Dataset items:
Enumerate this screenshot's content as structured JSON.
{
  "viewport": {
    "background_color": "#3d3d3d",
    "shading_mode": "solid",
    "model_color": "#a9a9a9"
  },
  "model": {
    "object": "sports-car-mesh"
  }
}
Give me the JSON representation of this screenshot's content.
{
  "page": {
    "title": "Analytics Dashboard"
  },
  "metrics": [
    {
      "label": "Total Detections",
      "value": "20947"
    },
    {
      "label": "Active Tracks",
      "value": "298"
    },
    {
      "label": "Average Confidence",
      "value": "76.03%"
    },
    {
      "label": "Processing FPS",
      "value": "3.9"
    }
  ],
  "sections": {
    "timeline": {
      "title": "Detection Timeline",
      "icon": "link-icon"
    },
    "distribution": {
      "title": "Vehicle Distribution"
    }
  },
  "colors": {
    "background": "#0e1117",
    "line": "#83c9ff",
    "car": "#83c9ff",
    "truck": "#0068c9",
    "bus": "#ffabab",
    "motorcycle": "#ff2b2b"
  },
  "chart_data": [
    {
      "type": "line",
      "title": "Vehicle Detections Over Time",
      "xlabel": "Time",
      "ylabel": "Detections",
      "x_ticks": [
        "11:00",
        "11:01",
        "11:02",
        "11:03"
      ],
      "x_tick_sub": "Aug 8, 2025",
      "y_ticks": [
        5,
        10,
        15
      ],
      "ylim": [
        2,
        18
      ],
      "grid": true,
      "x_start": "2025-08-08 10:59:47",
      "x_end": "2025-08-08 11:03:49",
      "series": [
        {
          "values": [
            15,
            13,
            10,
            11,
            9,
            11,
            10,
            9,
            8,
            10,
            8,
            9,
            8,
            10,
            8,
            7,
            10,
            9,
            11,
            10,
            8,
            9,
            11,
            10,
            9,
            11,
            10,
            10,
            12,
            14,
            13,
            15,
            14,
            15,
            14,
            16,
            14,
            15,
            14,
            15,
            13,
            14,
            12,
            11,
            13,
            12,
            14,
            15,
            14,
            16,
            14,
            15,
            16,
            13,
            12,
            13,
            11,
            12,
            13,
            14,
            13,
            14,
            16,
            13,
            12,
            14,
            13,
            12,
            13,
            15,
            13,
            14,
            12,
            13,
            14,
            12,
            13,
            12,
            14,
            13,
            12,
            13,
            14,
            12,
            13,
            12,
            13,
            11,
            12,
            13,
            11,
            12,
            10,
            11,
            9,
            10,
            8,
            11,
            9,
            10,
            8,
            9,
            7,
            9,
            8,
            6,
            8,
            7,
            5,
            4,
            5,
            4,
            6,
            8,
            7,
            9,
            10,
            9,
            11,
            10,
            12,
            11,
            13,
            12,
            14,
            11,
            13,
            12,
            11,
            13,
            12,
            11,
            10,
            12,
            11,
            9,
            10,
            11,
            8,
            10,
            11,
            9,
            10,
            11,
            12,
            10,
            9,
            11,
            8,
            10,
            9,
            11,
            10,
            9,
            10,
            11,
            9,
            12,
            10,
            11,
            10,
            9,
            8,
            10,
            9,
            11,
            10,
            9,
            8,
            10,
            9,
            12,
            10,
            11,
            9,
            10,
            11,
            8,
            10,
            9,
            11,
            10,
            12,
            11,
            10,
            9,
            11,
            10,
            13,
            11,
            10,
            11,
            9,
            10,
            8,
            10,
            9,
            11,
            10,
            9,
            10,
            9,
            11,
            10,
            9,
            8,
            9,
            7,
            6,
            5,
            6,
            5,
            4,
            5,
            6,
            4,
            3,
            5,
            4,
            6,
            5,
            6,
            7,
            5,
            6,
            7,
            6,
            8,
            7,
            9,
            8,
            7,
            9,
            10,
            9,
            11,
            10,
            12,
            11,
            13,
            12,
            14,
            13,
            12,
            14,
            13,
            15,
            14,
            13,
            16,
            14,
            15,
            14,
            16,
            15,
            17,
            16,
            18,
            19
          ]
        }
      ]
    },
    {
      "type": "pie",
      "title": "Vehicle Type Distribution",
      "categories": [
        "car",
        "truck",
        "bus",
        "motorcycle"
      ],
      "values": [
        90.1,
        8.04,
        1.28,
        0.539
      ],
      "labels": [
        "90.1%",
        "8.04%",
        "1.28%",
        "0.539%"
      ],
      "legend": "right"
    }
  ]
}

• EXERCISE REQUIREMENTS
Tell how many lines of the data above hold the string "this". Give only the number.

• EXERCISE SOLUTION
2